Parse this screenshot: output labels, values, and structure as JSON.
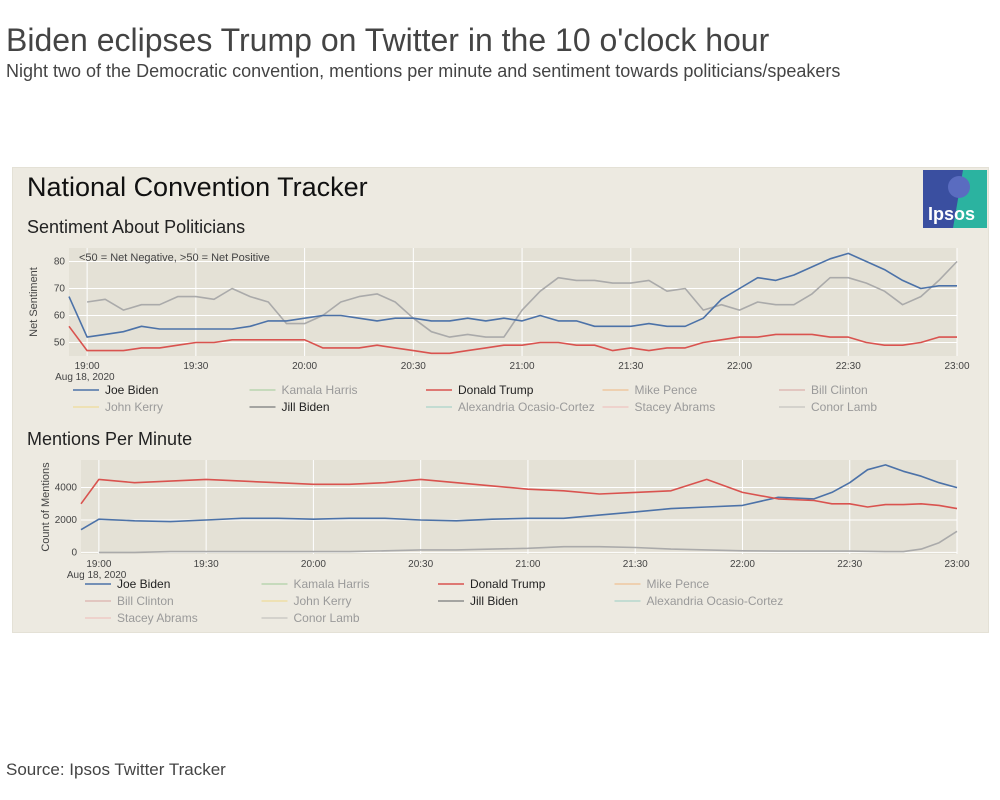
{
  "headline": "Biden eclipses Trump on Twitter in the 10 o'clock hour",
  "subhead": "Night two of the Democratic convention, mentions per minute and sentiment towards politicians/speakers",
  "source": "Source: Ipsos Twitter Tracker",
  "panel": {
    "title": "National Convention Tracker",
    "logo_text": "Ipsos",
    "logo_colors": [
      "#3a4fa0",
      "#2bb3a0"
    ]
  },
  "chart_data": [
    {
      "type": "line",
      "title": "Sentiment About Politicians",
      "ylabel": "Net Sentiment",
      "xlabel": "",
      "date_label": "Aug 18, 2020",
      "annotation": "<50 = Net Negative, >50 = Net Positive",
      "x_ticks": [
        "19:00",
        "19:30",
        "20:00",
        "20:30",
        "21:00",
        "21:30",
        "22:00",
        "22:30",
        "23:00"
      ],
      "x_range_minutes": [
        -5,
        240
      ],
      "ylim": [
        45,
        85
      ],
      "y_ticks": [
        50,
        60,
        70,
        80
      ],
      "grid": true,
      "legend_position": "bottom",
      "legend": [
        {
          "name": "Joe Biden",
          "color": "#4c72a8",
          "active": true
        },
        {
          "name": "Kamala Harris",
          "color": "#86c27e",
          "active": false
        },
        {
          "name": "Donald Trump",
          "color": "#d9534f",
          "active": true
        },
        {
          "name": "Mike Pence",
          "color": "#f0a860",
          "active": false
        },
        {
          "name": "Bill Clinton",
          "color": "#d08a8a",
          "active": false
        },
        {
          "name": "John Kerry",
          "color": "#f2d36b",
          "active": false
        },
        {
          "name": "Jill Biden",
          "color": "#8c8c8c",
          "active": true
        },
        {
          "name": "Alexandria Ocasio-Cortez",
          "color": "#7fc7b8",
          "active": false
        },
        {
          "name": "Stacey Abrams",
          "color": "#f2a9a9",
          "active": false
        },
        {
          "name": "Conor Lamb",
          "color": "#aaaaaa",
          "active": false
        }
      ],
      "series": [
        {
          "name": "Joe Biden",
          "color": "#4c72a8",
          "x": [
            -5,
            0,
            5,
            10,
            15,
            20,
            25,
            30,
            35,
            40,
            45,
            50,
            55,
            60,
            65,
            70,
            75,
            80,
            85,
            90,
            95,
            100,
            105,
            110,
            115,
            120,
            125,
            130,
            135,
            140,
            145,
            150,
            155,
            160,
            165,
            170,
            175,
            180,
            185,
            190,
            195,
            200,
            205,
            210,
            215,
            220,
            225,
            230,
            235,
            240
          ],
          "y": [
            67,
            52,
            53,
            54,
            56,
            55,
            55,
            55,
            55,
            55,
            56,
            58,
            58,
            59,
            60,
            60,
            59,
            58,
            59,
            59,
            58,
            58,
            59,
            58,
            59,
            58,
            60,
            58,
            58,
            56,
            56,
            56,
            57,
            56,
            56,
            59,
            66,
            70,
            74,
            73,
            75,
            78,
            81,
            83,
            80,
            77,
            73,
            70,
            71,
            71
          ]
        },
        {
          "name": "Donald Trump",
          "color": "#d9534f",
          "x": [
            -5,
            0,
            5,
            10,
            15,
            20,
            25,
            30,
            35,
            40,
            45,
            50,
            55,
            60,
            65,
            70,
            75,
            80,
            85,
            90,
            95,
            100,
            105,
            110,
            115,
            120,
            125,
            130,
            135,
            140,
            145,
            150,
            155,
            160,
            165,
            170,
            175,
            180,
            185,
            190,
            195,
            200,
            205,
            210,
            215,
            220,
            225,
            230,
            235,
            240
          ],
          "y": [
            56,
            47,
            47,
            47,
            48,
            48,
            49,
            50,
            50,
            51,
            51,
            51,
            51,
            51,
            48,
            48,
            48,
            49,
            48,
            47,
            46,
            46,
            47,
            48,
            49,
            49,
            50,
            50,
            49,
            49,
            47,
            48,
            47,
            48,
            48,
            50,
            51,
            52,
            52,
            53,
            53,
            53,
            52,
            52,
            50,
            49,
            49,
            50,
            52,
            52
          ]
        },
        {
          "name": "Jill Biden",
          "color": "#aaaaaa",
          "x": [
            0,
            5,
            10,
            15,
            20,
            25,
            30,
            35,
            40,
            45,
            50,
            55,
            60,
            65,
            70,
            75,
            80,
            85,
            90,
            95,
            100,
            105,
            110,
            115,
            120,
            125,
            130,
            135,
            140,
            145,
            150,
            155,
            160,
            165,
            170,
            175,
            180,
            185,
            190,
            195,
            200,
            205,
            210,
            215,
            220,
            225,
            230,
            235,
            240
          ],
          "y": [
            65,
            66,
            62,
            64,
            64,
            67,
            67,
            66,
            70,
            67,
            65,
            57,
            57,
            60,
            65,
            67,
            68,
            65,
            59,
            54,
            52,
            53,
            52,
            52,
            62,
            69,
            74,
            73,
            73,
            72,
            72,
            73,
            69,
            70,
            62,
            64,
            62,
            65,
            64,
            64,
            68,
            74,
            74,
            72,
            69,
            64,
            67,
            73,
            80
          ]
        }
      ]
    },
    {
      "type": "line",
      "title": "Mentions Per Minute",
      "ylabel": "Count of Mentions",
      "xlabel": "",
      "date_label": "Aug 18, 2020",
      "x_ticks": [
        "19:00",
        "19:30",
        "20:00",
        "20:30",
        "21:00",
        "21:30",
        "22:00",
        "22:30",
        "23:00"
      ],
      "x_range_minutes": [
        -5,
        240
      ],
      "ylim": [
        -100,
        5700
      ],
      "y_ticks": [
        0,
        2000,
        4000
      ],
      "grid": true,
      "legend_position": "bottom",
      "legend": [
        {
          "name": "Joe Biden",
          "color": "#4c72a8",
          "active": true
        },
        {
          "name": "Kamala Harris",
          "color": "#86c27e",
          "active": false
        },
        {
          "name": "Donald Trump",
          "color": "#d9534f",
          "active": true
        },
        {
          "name": "Mike Pence",
          "color": "#f0a860",
          "active": false
        },
        {
          "name": "Bill Clinton",
          "color": "#d08a8a",
          "active": false
        },
        {
          "name": "John Kerry",
          "color": "#f2d36b",
          "active": false
        },
        {
          "name": "Jill Biden",
          "color": "#8c8c8c",
          "active": true
        },
        {
          "name": "Alexandria Ocasio-Cortez",
          "color": "#7fc7b8",
          "active": false
        },
        {
          "name": "Stacey Abrams",
          "color": "#f2a9a9",
          "active": false
        },
        {
          "name": "Conor Lamb",
          "color": "#aaaaaa",
          "active": false
        }
      ],
      "series": [
        {
          "name": "Joe Biden",
          "color": "#4c72a8",
          "x": [
            -5,
            0,
            10,
            20,
            30,
            40,
            50,
            60,
            70,
            80,
            90,
            100,
            110,
            120,
            130,
            140,
            150,
            160,
            170,
            180,
            190,
            200,
            205,
            210,
            215,
            220,
            225,
            230,
            235,
            240
          ],
          "y": [
            1400,
            2050,
            1950,
            1900,
            2000,
            2100,
            2100,
            2050,
            2100,
            2100,
            2000,
            1950,
            2050,
            2100,
            2100,
            2300,
            2500,
            2700,
            2800,
            2900,
            3400,
            3300,
            3700,
            4300,
            5100,
            5400,
            5000,
            4700,
            4300,
            4000
          ]
        },
        {
          "name": "Donald Trump",
          "color": "#d9534f",
          "x": [
            -5,
            0,
            10,
            20,
            30,
            40,
            50,
            60,
            70,
            80,
            90,
            100,
            110,
            120,
            130,
            140,
            150,
            160,
            170,
            180,
            190,
            200,
            205,
            210,
            215,
            220,
            225,
            230,
            235,
            240
          ],
          "y": [
            3000,
            4500,
            4300,
            4400,
            4500,
            4400,
            4300,
            4200,
            4200,
            4300,
            4500,
            4300,
            4100,
            3900,
            3800,
            3600,
            3700,
            3800,
            4500,
            3700,
            3300,
            3200,
            3000,
            3000,
            2800,
            2950,
            2950,
            3000,
            2900,
            2700
          ]
        },
        {
          "name": "Jill Biden",
          "color": "#aaaaaa",
          "x": [
            0,
            10,
            20,
            30,
            40,
            50,
            60,
            70,
            80,
            90,
            100,
            110,
            120,
            130,
            140,
            150,
            160,
            170,
            180,
            190,
            200,
            210,
            220,
            225,
            230,
            235,
            240
          ],
          "y": [
            0,
            0,
            50,
            50,
            50,
            50,
            50,
            50,
            100,
            150,
            150,
            200,
            250,
            350,
            350,
            300,
            200,
            150,
            100,
            80,
            80,
            80,
            50,
            50,
            200,
            600,
            1300
          ]
        }
      ]
    }
  ]
}
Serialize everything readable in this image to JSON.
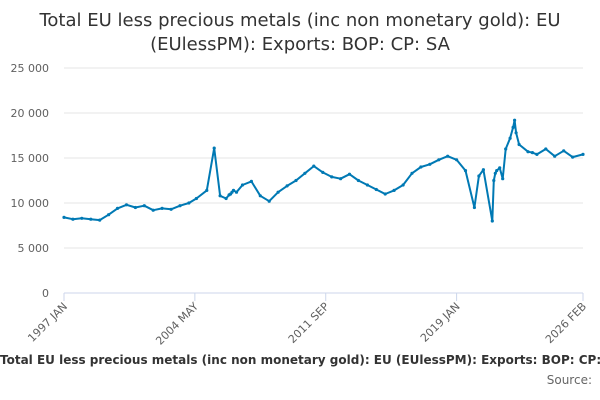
{
  "chart_data": {
    "type": "line",
    "title": "Total EU less precious metals (inc non monetary gold): EU (EUlessPM): Exports: BOP: CP: SA",
    "title_lines": [
      "Total EU less precious metals (inc non monetary gold): EU",
      "(EUlessPM): Exports: BOP: CP: SA"
    ],
    "xlabel": "",
    "ylabel": "",
    "ylim": [
      0,
      25000
    ],
    "yticks": [
      0,
      5000,
      10000,
      15000,
      20000,
      25000
    ],
    "ytick_labels": [
      "0",
      "5 000",
      "10 000",
      "15 000",
      "20 000",
      "25 000"
    ],
    "xlim": [
      "1997-01",
      "2026-02"
    ],
    "xticks": [
      "1997-01",
      "2004-05",
      "2011-09",
      "2019-01",
      "2026-02"
    ],
    "xtick_labels": [
      "1997 JAN",
      "2004 MAY",
      "2011 SEP",
      "2019 JAN",
      "2026 FEB"
    ],
    "grid": true,
    "legend_position": "bottom",
    "colors": {
      "series": "#0079b4",
      "grid": "#e6e6e6",
      "axis": "#ccd6eb"
    },
    "series": [
      {
        "name": "Total EU less precious metals (inc non monetary gold): EU (EUlessPM): Exports: BOP: CP: SA",
        "x": [
          "1997-01",
          "1997-07",
          "1998-01",
          "1998-07",
          "1999-01",
          "1999-07",
          "2000-01",
          "2000-07",
          "2001-01",
          "2001-07",
          "2002-01",
          "2002-07",
          "2003-01",
          "2003-07",
          "2004-01",
          "2004-06",
          "2005-01",
          "2005-06",
          "2005-10",
          "2006-02",
          "2006-04",
          "2006-05",
          "2006-06",
          "2006-07",
          "2006-09",
          "2007-01",
          "2007-07",
          "2008-01",
          "2008-07",
          "2009-01",
          "2009-07",
          "2010-01",
          "2010-07",
          "2011-01",
          "2011-07",
          "2012-01",
          "2012-07",
          "2013-01",
          "2013-07",
          "2014-01",
          "2014-07",
          "2015-01",
          "2015-07",
          "2016-01",
          "2016-07",
          "2017-01",
          "2017-07",
          "2018-01",
          "2018-07",
          "2019-01",
          "2019-07",
          "2020-01",
          "2020-04",
          "2020-07",
          "2021-01",
          "2021-02",
          "2021-03",
          "2021-04",
          "2021-06",
          "2021-08",
          "2021-10",
          "2022-01",
          "2022-03",
          "2022-04",
          "2022-05",
          "2022-07",
          "2023-01",
          "2023-04",
          "2023-07",
          "2024-01",
          "2024-07",
          "2025-01",
          "2025-07",
          "2026-02"
        ],
        "values": [
          8400,
          8200,
          8300,
          8200,
          8100,
          8700,
          9400,
          9800,
          9500,
          9700,
          9200,
          9400,
          9300,
          9700,
          10000,
          10500,
          11400,
          16100,
          10800,
          10500,
          10900,
          11000,
          11200,
          11400,
          11200,
          12000,
          12400,
          10800,
          10200,
          11200,
          11900,
          12500,
          13300,
          14100,
          13400,
          12900,
          12700,
          13200,
          12500,
          12000,
          11500,
          11000,
          11400,
          12000,
          13300,
          14000,
          14300,
          14800,
          15200,
          14800,
          13600,
          9500,
          13000,
          13700,
          8000,
          12500,
          13300,
          13600,
          13900,
          12700,
          16000,
          17200,
          18400,
          19200,
          17800,
          16500,
          15700,
          15600,
          15400,
          16000,
          15200,
          15800,
          15100,
          15400
        ]
      }
    ]
  },
  "legend": {
    "label": "Total EU less precious metals (inc non monetary gold): EU (EUlessPM): Exports: BOP: CP: SA"
  },
  "source": {
    "label": "Source:"
  }
}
####
Instructions for the task: For the entries above, state how many lines contain the word "this". Provide the number by itself.

Task response: 2